◆ **GIVEN REQUEST**: Copy the listing below word for word, leaving out the pictures.
◆ ◆ ◆ ◆ ◆ ◆ ◆
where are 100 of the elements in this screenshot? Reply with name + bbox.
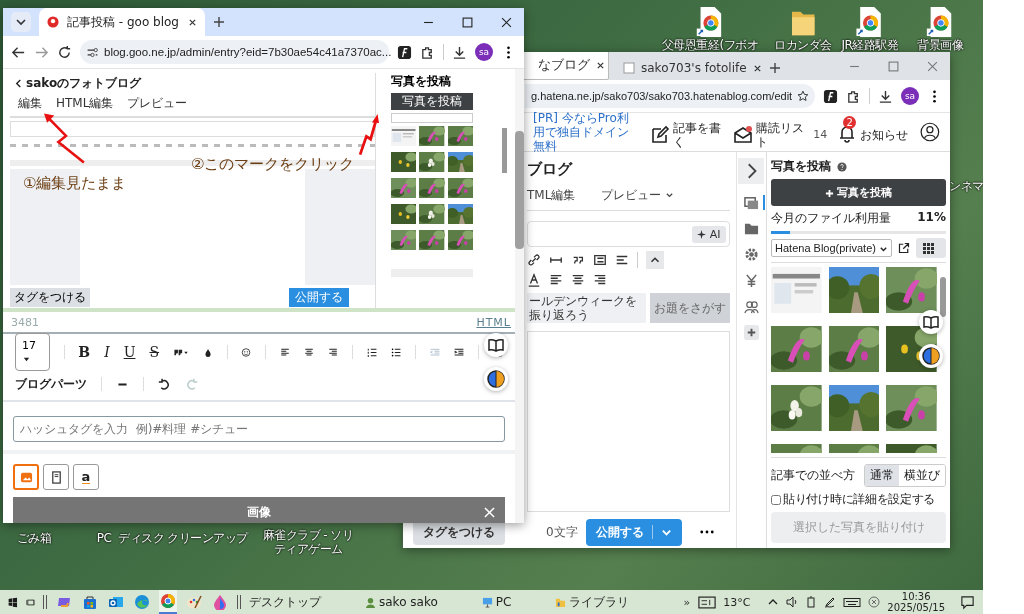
underline-button[interactable]: U [123,344,136,360]
editor-mode-tab[interactable]: TML編集 [527,187,576,204]
extensions-icon[interactable] [420,44,435,60]
more-icon[interactable] [699,530,714,534]
profile-avatar[interactable]: sa [475,43,493,61]
html-link[interactable]: HTML [476,315,511,329]
ai-button[interactable]: AI [692,225,726,243]
title-field[interactable]: AI [527,221,730,247]
blog-parts-button[interactable]: ブログパーツ [15,375,87,393]
add-icon[interactable] [743,325,759,340]
pen-icon[interactable] [824,596,837,608]
speaker-icon[interactable] [786,596,799,608]
more-items-button[interactable]: » [683,595,691,609]
checkbox-label[interactable]: 貼り付け時に詳細を設定する [783,491,936,508]
layout-option[interactable]: 通常 [865,465,899,486]
desktop-icon-label[interactable]: ごみ箱 [12,531,56,545]
extensions-icon[interactable] [846,88,861,104]
upload-photo-button[interactable]: 写真を投稿 [771,179,946,206]
edge-icon [134,594,151,610]
tab-list-icon[interactable] [11,12,31,32]
scrollbar[interactable] [515,69,524,523]
taskbar-toolbar-item[interactable]: PC [481,595,512,609]
list-icon[interactable] [593,253,607,267]
external-link-icon[interactable] [898,242,910,254]
align-left-icon[interactable] [549,273,563,287]
source-select[interactable]: Hatena Blog(private) [771,239,892,257]
toc-icon[interactable] [615,253,629,267]
align-center-icon[interactable] [571,273,585,287]
close-icon[interactable] [501,16,512,28]
folder-icon[interactable] [743,221,759,236]
chrome-icon [160,593,177,609]
keyboard-icon[interactable] [843,595,862,609]
close-tab-icon[interactable] [188,17,197,27]
globe-icon[interactable] [484,367,508,391]
address-bar[interactable]: blog.goo.ne.jp/admin/entry?eid=7b30ae54c41a7370ac... [80,40,389,64]
desktop-icon-label[interactable]: 背景画像 [917,38,963,52]
write-article-button[interactable]: 記事を書く [650,113,724,151]
preview-tab[interactable]: プレビュー [601,187,675,204]
grid-view-icon[interactable] [916,238,946,258]
italic-button[interactable]: I [104,344,110,360]
taskbar-toolbar-item[interactable]: ライブラリ [555,593,630,611]
smiley-icon[interactable] [241,345,252,359]
user-icon[interactable] [920,120,940,144]
collapse-button[interactable] [646,251,664,269]
new-tab-icon[interactable] [213,16,225,28]
clock[interactable]: 10:36 2025/05/15 [887,591,945,613]
strikethrough-button[interactable]: S [149,344,160,360]
book-icon[interactable] [919,310,943,334]
globe-icon[interactable] [919,344,943,368]
desktop-icon-label[interactable]: 麻雀クラブ - ソリティアゲーム [258,528,358,556]
insert-tab[interactable] [13,464,39,490]
settings-icon[interactable] [743,247,759,262]
taskbar-toolbar-item[interactable]: デスクトップ [249,593,321,611]
notifications-button[interactable]: 2 お知らせ [837,116,911,148]
bold-button[interactable]: B [78,344,91,360]
temperature[interactable]: 13°C [723,595,751,609]
profile-avatar[interactable]: sa [901,87,919,105]
address-bar[interactable]: g.hatena.ne.jp/sako703/sako703.hatenablog.com/edit [525,84,815,108]
site-settings-icon[interactable] [86,45,99,59]
font-size-select[interactable]: 17 [15,333,50,371]
desktop-icon-label[interactable]: PC [92,531,116,545]
star-icon[interactable] [797,89,809,103]
insert-tab[interactable] [43,464,69,490]
reload-icon[interactable] [57,44,72,60]
weather-icon[interactable] [698,595,717,609]
promo-link[interactable]: [PR] 今ならPro利用で独自ドメイン無料 [533,111,641,153]
notification-icon[interactable] [960,594,975,610]
maximize-icon[interactable] [462,16,473,28]
close-tab-icon[interactable] [596,60,605,70]
download-icon[interactable] [878,88,893,104]
new-tab-icon[interactable] [769,62,781,74]
browser-tab[interactable]: 記事投稿 - goo blog [39,8,205,36]
browser-tab[interactable]: sako703's fotolife [615,56,761,80]
desktop-icon-label[interactable]: ンネマ [949,179,983,193]
link-icon[interactable] [527,253,541,267]
people-icon[interactable] [743,299,759,314]
undo-icon[interactable] [158,377,171,391]
help-icon[interactable] [837,161,848,172]
close-tab-icon[interactable] [752,63,762,73]
close-circle-icon[interactable] [868,596,881,608]
detail-checkbox[interactable] [771,494,782,505]
taskbar-toolbar-item[interactable]: sako sako [365,595,438,609]
taskbar-app[interactable] [159,590,178,614]
desktop-icon-label[interactable]: ディスク クリーンアップ [118,531,248,545]
yen-icon[interactable] [743,273,759,288]
find-topic-button[interactable]: お題をさがす [649,293,730,323]
insert-tab[interactable]: a [73,464,99,490]
extension-f-icon[interactable] [397,44,412,60]
download-icon[interactable] [452,44,467,60]
palette-icon [186,594,203,610]
desktop-icon-label[interactable]: 父母恩重経(フボオ [661,38,759,52]
hashtag-field[interactable]: ハッシュタグを入力 例)#料理 #シチュー [13,416,505,442]
text-color-icon[interactable] [527,273,541,287]
chevron-right-icon[interactable] [738,158,765,184]
photos-icon[interactable] [743,195,765,210]
align-right-icon[interactable] [593,273,607,287]
desktop-icon-label[interactable]: JR経路駅発 [841,38,899,52]
desktop-icon-label[interactable]: ロカンダ会 [774,38,832,52]
battery-icon[interactable] [805,596,818,608]
extension-f-icon[interactable] [823,88,838,104]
◆ ◆ ◆ ◆ ◆ ◆ ◆
◆ **WRITTEN RESPONSE**:
where are 100 of the elements in this screenshot? Reply with name + bbox.
underline-button[interactable]: U [123,344,136,360]
editor-mode-tab[interactable]: TML編集 [527,187,576,204]
extensions-icon[interactable] [420,44,435,60]
more-icon[interactable] [699,530,714,534]
profile-avatar[interactable]: sa [475,43,493,61]
html-link[interactable]: HTML [476,315,511,329]
ai-button[interactable]: AI [692,225,726,243]
title-field[interactable]: AI [527,221,730,247]
blog-parts-button[interactable]: ブログパーツ [15,375,87,393]
add-icon[interactable] [743,325,759,340]
pen-icon[interactable] [824,596,837,608]
speaker-icon[interactable] [786,596,799,608]
more-items-button[interactable]: » [683,595,691,609]
checkbox-label[interactable]: 貼り付け時に詳細を設定する [783,491,936,508]
layout-option[interactable]: 通常 [865,465,899,486]
desktop-icon-label[interactable]: ごみ箱 [12,531,56,545]
extensions-icon[interactable] [846,88,861,104]
upload-photo-button[interactable]: 写真を投稿 [771,179,946,206]
edge-icon [134,594,151,610]
tab-list-icon[interactable] [11,12,31,32]
scrollbar[interactable] [515,69,524,523]
taskbar-toolbar-item[interactable]: PC [481,595,512,609]
list-icon[interactable] [593,253,607,267]
external-link-icon[interactable] [898,242,910,254]
align-left-icon[interactable] [549,273,563,287]
source-select[interactable]: Hatena Blog(private) [771,239,892,257]
toc-icon[interactable] [615,253,629,267]
align-center-icon[interactable] [571,273,585,287]
close-icon[interactable] [501,16,512,28]
folder-icon[interactable] [743,221,759,236]
chrome-icon [160,593,177,609]
keyboard-icon[interactable] [843,595,862,609]
close-tab-icon[interactable] [188,17,197,27]
globe-icon[interactable] [484,367,508,391]
address-bar[interactable]: blog.goo.ne.jp/admin/entry?eid=7b30ae54c41a7370ac... [80,40,389,64]
desktop-icon-label[interactable]: 背景画像 [917,38,963,52]
write-article-button[interactable]: 記事を書く [650,113,724,151]
preview-tab[interactable]: プレビュー [601,187,675,204]
grid-view-icon[interactable] [916,238,946,258]
italic-button[interactable]: I [104,344,110,360]
taskbar-toolbar-item[interactable]: ライブラリ [555,593,630,611]
smiley-icon[interactable] [241,345,252,359]
user-icon[interactable] [920,120,940,144]
collapse-button[interactable] [646,251,664,269]
new-tab-icon[interactable] [213,16,225,28]
clock[interactable]: 10:36 2025/05/15 [887,591,945,613]
strikethrough-button[interactable]: S [149,344,160,360]
book-icon[interactable] [919,310,943,334]
globe-icon[interactable] [919,344,943,368]
desktop-icon-label[interactable]: 麻雀クラブ - ソリティアゲーム [258,528,358,556]
insert-tab[interactable] [13,464,39,490]
settings-icon[interactable] [743,247,759,262]
taskbar-toolbar-item[interactable]: デスクトップ [249,593,321,611]
notifications-button[interactable]: 2 お知らせ [837,116,911,148]
bold-button[interactable]: B [78,344,91,360]
temperature[interactable]: 13°C [723,595,751,609]
profile-avatar[interactable]: sa [901,87,919,105]
address-bar[interactable]: g.hatena.ne.jp/sako703/sako703.hatenablog.com/edit [525,84,815,108]
site-settings-icon[interactable] [86,45,99,59]
font-size-select[interactable]: 17 [15,333,50,371]
desktop-icon-label[interactable]: PC [92,531,116,545]
star-icon[interactable] [797,89,809,103]
insert-tab[interactable] [43,464,69,490]
reload-icon[interactable] [57,44,72,60]
weather-icon[interactable] [698,595,717,609]
promo-link[interactable]: [PR] 今ならPro利用で独自ドメイン無料 [533,111,641,153]
notification-icon[interactable] [960,594,975,610]
maximize-icon[interactable] [462,16,473,28]
close-tab-icon[interactable] [596,60,605,70]
download-icon[interactable] [878,88,893,104]
new-tab-icon[interactable] [769,62,781,74]
browser-tab[interactable]: 記事投稿 - goo blog [39,8,205,36]
browser-tab[interactable]: sako703's fotolife [615,56,761,80]
desktop-icon-label[interactable]: ンネマ [949,179,983,193]
link-icon[interactable] [527,253,541,267]
people-icon[interactable] [743,299,759,314]
undo-icon[interactable] [158,377,171,391]
help-icon[interactable] [837,161,848,172]
close-tab-icon[interactable] [752,63,762,73]
close-circle-icon[interactable] [868,596,881,608]
detail-checkbox[interactable] [771,494,782,505]
taskbar-toolbar-item[interactable]: sako sako [365,595,438,609]
taskbar-app[interactable] [159,590,178,614]
desktop-icon-label[interactable]: ディスク クリーンアップ [118,531,248,545]
yen-icon[interactable] [743,273,759,288]
find-topic-button[interactable]: お題をさがす [649,293,730,323]
insert-tab[interactable]: a [73,464,99,490]
extension-f-icon[interactable] [397,44,412,60]
download-icon[interactable] [452,44,467,60]
palette-icon [186,594,203,610]
desktop-icon-label[interactable]: 父母恩重経(フボオ [661,38,759,52]
hashtag-field[interactable]: ハッシュタグを入力 例)#料理 #シチュー [13,416,505,442]
text-color-icon[interactable] [527,273,541,287]
chevron-right-icon[interactable] [738,158,765,184]
photos-icon[interactable] [743,195,765,210]
align-right-icon[interactable] [593,273,607,287]
desktop-icon-label[interactable]: JR経路駅発 [841,38,899,52]
desktop-icon-label[interactable]: ロカンダ会 [774,38,832,52]
battery-icon[interactable] [805,596,818,608]
extension-f-icon[interactable] [823,88,838,104]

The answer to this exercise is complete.